• [Task objective]:
Write the next part of the article on the Oxford University Polo Club, picking up right after its final sentence.

• [Selected text]:
Oxford University Polo Club
- Nickname: Dark Blues
- School: University of Oxford
- Founded: 1874
- Association: Hurlingham Polo Association
- Location: Oxford, England
- Home ground: Kirtlington Park Polo Club
- Colours: Dark Blue
- Website: www.oxforduniversitypoloclub.com

= Oxford University Polo Club =

Polo Club of the Oxford University

The Oxford University Polo Club (often referred to as OUPC) is the Discretionary Full Blue sports club for competitive polo at Oxford University. Founded in 1874, it is one of the four oldest continuing polo clubs worldwide. Its annual Varsity Match against Cambridge University Polo Club, established in 1878, is the second oldest continuing polo fixture in the Western world. It is played at Guards Polo Club, England, usually at the beginning of June.

The last Varsity Match won by Oxford was in 2026, defeating Cambridge 12–0.

A Winter Varsity has also been created due to the growth in Arena Polo. Oxford won the Winter Varsity title in 2022, by 21-0, the biggest varsity win in the club history.

==History==

===Early days===

Drawing of Christ Church vs Brasenose match in 1877.

 The Oxford University Polo Club was founded in 1874 by Walter Hume Long (1854–1929), later Viscount Long of Wraxall and First Lord of the Admiralty. Together with his group of friends going up from Wiltshire to Oxford, he founded this new club with matches on a cut hay-field in Port Meadow near Wolvercote (Oxford). This field, which was 280 yards long by 170 yards wide was to become the foundation for the club's own pologrounds for decades to come. Later, the ground was prepared with old turf and could be played in all weather conditions (from 1930 it was also boarded). During the winter months, matches took place on the Bullingdon Club cricket ground, Cowley, as the summer pitch in Port Meadow was subject to flooding from the River Isis. The club played all year round, mostly on hirelings (rented polo ponies); playing days were Mondays, Wednesdays and Fridays and the number of playing members seems to have averaged about a dozen. First records show that the club was playing in Hurlingham in 1876 as well as organising an exhibition match between Christ Church and Brasenose College at Christ Church Meadow on 1 July 1877. During the first decade, teams consisted of five members until the set up was replaced in 1883 by the modern game of polo.

The Varsity match against Cambridge was initiated in 1877. The match was played at the Bullingdon Cricket Ground in Oxford on 27 November 1877, making it one of the oldest Varsity matches amongst the Blues Sports at Oxford University. From 1878 until 1939, the match was held at the Hurlingham Club, with the exceptions of 1894 and 1900 and during the First World War (1915–1919) when no games were played. As trophies, both clubs awarded commissioned silver coins. The Challenge Cup which is still used today was given by the Hurlingham Club when the match was revived after the war in 1920. Copies of the Challenge Cup were then given to individual players. No trophy was attached to the Oxford University Open Tournament. With a high standard of teams up to 18 goals this tournament was a highlight of the British polo season until the First World War.

Source items:
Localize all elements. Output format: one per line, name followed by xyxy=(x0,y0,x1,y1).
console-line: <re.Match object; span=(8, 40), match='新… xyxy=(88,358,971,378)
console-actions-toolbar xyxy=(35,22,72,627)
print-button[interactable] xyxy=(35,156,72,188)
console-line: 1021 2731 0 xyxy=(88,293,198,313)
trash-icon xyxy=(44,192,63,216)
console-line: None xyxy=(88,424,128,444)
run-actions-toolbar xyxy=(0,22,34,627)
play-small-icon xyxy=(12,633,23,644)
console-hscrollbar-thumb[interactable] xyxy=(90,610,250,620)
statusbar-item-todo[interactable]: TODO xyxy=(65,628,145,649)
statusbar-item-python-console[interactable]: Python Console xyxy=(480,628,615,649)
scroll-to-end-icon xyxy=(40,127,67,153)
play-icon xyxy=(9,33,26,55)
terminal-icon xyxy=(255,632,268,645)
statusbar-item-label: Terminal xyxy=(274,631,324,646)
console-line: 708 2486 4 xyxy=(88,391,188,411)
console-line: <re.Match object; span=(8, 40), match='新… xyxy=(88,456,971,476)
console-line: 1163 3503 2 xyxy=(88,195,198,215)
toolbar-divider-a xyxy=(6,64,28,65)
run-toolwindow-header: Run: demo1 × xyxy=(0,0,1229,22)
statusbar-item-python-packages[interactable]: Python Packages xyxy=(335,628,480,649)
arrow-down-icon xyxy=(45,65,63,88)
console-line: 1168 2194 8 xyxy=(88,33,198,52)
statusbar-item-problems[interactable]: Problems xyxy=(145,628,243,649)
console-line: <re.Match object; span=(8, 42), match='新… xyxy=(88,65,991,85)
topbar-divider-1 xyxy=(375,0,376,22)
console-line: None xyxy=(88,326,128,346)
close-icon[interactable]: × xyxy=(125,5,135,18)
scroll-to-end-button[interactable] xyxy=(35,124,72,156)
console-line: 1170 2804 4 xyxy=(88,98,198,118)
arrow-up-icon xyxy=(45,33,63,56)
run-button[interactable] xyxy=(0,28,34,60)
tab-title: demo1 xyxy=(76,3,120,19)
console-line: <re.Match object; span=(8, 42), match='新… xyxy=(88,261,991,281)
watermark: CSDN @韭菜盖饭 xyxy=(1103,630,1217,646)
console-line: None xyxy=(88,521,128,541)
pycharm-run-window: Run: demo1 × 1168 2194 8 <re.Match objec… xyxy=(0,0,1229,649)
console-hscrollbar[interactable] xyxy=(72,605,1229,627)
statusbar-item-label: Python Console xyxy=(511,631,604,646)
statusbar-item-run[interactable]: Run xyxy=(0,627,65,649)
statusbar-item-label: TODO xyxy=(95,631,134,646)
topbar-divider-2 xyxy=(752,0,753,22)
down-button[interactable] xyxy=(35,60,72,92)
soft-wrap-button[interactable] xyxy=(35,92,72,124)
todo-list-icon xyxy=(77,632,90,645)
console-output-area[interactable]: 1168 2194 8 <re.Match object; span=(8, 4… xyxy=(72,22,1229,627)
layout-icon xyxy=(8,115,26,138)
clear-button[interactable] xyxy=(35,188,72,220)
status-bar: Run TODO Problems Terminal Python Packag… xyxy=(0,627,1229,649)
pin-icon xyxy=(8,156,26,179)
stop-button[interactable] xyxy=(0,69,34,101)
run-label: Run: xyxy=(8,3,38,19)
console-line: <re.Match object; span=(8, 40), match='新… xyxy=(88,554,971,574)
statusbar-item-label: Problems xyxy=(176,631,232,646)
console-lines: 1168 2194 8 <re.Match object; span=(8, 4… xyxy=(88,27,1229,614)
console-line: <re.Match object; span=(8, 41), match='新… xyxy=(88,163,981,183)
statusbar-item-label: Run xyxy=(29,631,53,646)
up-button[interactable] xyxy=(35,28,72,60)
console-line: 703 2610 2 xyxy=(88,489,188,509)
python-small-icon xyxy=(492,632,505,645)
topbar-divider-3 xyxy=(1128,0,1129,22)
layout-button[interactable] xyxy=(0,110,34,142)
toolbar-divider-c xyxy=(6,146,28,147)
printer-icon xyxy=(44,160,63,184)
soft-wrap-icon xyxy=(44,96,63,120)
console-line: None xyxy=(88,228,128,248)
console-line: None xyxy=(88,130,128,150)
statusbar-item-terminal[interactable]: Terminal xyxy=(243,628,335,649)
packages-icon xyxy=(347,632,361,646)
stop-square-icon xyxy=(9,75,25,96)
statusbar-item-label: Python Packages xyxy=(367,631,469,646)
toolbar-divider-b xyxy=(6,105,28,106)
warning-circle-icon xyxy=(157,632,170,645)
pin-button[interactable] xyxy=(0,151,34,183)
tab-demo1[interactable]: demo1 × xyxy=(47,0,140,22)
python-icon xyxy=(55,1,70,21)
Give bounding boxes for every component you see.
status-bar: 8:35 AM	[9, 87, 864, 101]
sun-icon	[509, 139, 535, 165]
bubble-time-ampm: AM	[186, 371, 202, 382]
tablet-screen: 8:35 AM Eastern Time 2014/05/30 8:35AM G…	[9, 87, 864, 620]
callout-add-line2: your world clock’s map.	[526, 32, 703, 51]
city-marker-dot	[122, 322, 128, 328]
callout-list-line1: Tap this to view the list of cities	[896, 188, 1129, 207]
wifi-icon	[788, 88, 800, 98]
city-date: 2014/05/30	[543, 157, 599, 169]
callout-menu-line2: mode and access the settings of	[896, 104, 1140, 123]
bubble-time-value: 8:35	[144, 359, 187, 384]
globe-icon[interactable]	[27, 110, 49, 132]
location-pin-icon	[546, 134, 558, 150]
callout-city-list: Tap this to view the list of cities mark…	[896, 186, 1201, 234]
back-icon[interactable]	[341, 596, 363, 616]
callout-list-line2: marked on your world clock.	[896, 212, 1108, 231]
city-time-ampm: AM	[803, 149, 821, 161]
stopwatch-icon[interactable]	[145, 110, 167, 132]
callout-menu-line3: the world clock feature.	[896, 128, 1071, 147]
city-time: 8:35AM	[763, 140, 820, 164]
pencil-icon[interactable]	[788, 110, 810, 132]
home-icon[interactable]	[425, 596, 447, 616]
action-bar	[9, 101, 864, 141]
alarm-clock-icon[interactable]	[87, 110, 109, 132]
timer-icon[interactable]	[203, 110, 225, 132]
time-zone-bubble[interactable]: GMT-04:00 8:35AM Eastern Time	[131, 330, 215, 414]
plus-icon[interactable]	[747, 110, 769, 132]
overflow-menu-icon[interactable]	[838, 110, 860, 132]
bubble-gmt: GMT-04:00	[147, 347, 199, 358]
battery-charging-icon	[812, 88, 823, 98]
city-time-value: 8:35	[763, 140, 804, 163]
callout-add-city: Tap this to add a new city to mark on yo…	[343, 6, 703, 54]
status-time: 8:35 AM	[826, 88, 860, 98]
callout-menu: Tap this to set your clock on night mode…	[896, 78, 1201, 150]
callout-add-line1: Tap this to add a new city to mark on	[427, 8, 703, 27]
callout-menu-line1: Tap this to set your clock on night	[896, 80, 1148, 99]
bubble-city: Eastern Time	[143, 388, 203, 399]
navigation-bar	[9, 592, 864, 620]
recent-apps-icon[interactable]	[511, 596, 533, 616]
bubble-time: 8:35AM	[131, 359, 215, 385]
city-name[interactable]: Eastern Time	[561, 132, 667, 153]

• [Output of the task]:
Devereux Milburn in his student days

From the very beginning of the club many members went on to become first-class polo players. William Kavanagh, who played in the second Varsity match in 1878, became one of the first high-handicapped players and played for England several times against the USA. After helping his side win the 1882 Varsity match, Tommy Hitchcock Sr. soon became one of America's leading players. He captained his national team within three years of leaving and was among the first 10-goal players. His son Thomas Hitchcock, Jr. followed in his father's footsteps. As a 10-goal player he led the U.S. team to victory in the 1921 International Polo Cup, one year after his time at Oxford.
Around 1900, the Oxford team included the three Nickalls brothers, two of whom went on to represent England. Their contribution at university level saw Oxford romp to a 15–0 victory in 1898. Five years later, an American arrived at Oxford who was to become another 10-goal player and more famous than any of his predecessors: Devereux Milburn. Not content with gaining a rowing Blue and being on the swimming team, Milburn guided the polo team to victory in successive Varsity matches, winning by a margin of 14 goals on both occasions. Even swimming and playing polo against the same university on one day was no problem for him. He soon graduated to international level, playing number four for his country in every match between 1909 and 1927. Universally described as "the greatest back there has ever been", in his prime he had no equal.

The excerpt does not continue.